■ Problem statement:
Write out every line below that contains "member".

(Items from a figure collection)

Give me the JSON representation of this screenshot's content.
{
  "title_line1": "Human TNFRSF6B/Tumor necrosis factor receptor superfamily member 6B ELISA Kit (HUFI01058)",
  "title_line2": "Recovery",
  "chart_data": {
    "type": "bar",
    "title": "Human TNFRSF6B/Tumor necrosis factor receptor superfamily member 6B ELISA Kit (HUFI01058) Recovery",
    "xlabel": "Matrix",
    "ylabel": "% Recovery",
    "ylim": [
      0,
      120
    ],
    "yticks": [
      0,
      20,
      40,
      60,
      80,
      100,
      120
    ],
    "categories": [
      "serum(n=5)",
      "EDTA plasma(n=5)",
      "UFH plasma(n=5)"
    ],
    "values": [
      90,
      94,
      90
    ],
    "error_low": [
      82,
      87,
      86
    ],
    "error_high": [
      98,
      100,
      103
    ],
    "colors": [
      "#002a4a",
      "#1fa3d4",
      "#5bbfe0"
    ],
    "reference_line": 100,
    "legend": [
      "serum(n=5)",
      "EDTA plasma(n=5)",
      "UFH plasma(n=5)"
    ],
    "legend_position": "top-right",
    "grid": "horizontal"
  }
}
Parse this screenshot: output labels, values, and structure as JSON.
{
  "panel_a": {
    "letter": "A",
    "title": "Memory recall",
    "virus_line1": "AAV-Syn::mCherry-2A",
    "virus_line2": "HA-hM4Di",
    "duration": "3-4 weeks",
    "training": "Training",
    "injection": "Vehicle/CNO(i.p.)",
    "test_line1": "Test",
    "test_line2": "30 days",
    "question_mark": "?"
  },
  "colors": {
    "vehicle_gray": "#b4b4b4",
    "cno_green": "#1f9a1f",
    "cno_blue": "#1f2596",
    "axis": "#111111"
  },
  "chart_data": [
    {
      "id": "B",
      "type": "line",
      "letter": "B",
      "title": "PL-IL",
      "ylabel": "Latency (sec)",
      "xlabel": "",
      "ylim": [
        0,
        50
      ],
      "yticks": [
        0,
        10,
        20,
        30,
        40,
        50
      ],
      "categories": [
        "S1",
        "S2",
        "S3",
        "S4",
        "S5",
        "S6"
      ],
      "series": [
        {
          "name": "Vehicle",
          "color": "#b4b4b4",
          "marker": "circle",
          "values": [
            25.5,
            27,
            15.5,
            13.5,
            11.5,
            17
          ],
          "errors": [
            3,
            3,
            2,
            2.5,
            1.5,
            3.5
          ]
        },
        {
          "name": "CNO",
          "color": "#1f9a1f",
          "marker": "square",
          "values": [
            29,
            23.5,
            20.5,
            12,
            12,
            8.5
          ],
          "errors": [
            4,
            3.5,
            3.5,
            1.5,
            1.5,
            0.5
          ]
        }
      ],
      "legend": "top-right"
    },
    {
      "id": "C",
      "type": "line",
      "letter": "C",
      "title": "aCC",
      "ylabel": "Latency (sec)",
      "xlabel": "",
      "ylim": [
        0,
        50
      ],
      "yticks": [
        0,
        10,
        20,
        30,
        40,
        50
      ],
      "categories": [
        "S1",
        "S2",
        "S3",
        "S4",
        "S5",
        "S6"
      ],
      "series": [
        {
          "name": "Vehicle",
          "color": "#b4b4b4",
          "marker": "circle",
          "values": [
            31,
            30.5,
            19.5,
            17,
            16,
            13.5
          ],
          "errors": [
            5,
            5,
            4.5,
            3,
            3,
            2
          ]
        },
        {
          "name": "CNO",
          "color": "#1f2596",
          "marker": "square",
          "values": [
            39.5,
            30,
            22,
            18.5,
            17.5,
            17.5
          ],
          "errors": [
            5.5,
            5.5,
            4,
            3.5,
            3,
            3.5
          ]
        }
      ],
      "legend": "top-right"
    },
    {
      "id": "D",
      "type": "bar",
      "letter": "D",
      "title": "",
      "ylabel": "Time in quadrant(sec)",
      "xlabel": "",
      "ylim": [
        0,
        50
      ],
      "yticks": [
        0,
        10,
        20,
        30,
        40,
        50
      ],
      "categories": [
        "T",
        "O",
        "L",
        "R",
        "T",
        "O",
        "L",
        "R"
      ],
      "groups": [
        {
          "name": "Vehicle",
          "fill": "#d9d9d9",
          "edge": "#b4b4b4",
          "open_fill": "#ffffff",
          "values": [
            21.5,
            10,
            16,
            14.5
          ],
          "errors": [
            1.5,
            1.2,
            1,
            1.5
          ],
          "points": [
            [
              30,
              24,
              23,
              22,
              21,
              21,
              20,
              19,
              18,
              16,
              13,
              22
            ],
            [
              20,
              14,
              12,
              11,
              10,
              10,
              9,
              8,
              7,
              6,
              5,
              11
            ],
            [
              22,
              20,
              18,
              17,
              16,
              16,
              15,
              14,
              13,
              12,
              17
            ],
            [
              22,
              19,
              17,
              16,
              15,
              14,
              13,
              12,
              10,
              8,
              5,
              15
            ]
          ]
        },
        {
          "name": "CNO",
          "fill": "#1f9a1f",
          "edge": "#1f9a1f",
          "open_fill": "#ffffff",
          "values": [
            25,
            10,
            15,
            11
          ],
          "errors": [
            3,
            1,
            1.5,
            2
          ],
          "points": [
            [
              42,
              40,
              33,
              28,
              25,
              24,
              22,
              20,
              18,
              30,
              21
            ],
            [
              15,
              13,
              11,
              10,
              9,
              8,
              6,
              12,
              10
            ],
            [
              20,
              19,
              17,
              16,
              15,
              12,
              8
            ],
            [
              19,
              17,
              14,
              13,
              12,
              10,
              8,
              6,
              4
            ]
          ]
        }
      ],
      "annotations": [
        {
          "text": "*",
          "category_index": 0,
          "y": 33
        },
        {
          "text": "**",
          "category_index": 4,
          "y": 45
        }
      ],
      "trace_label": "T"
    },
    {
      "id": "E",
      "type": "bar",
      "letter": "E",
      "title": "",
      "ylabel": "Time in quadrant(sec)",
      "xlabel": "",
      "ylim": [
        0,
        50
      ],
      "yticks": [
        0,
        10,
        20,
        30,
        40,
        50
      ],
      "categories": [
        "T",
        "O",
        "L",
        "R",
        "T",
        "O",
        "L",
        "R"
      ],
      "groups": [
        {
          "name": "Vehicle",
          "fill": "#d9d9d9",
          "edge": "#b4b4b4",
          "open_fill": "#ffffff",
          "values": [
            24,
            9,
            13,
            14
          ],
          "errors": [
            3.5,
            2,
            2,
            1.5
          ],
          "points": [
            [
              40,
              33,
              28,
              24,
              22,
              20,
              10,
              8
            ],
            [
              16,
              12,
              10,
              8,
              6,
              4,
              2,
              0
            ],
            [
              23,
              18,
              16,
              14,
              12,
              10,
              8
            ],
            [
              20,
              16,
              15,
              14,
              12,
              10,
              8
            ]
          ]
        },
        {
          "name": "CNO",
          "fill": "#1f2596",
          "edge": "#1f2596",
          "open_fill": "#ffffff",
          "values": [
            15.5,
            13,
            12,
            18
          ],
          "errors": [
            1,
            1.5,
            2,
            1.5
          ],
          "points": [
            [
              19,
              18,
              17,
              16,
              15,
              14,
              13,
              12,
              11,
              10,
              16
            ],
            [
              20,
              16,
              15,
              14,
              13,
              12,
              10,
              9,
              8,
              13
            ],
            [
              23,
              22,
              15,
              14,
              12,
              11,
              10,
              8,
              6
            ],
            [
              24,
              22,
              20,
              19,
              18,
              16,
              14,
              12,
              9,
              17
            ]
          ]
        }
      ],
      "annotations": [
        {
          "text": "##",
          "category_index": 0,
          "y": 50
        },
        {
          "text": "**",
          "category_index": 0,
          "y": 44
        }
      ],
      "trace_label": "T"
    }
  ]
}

■ Answer to this problem:
  "title_line1": "Human TNFRSF6B/Tumor necrosis factor receptor superfamily member 6B ELISA Kit (HUFI01058)",
    "title": "Human TNFRSF6B/Tumor necrosis factor receptor superfamily member 6B ELISA Kit (HUFI01058) Recovery",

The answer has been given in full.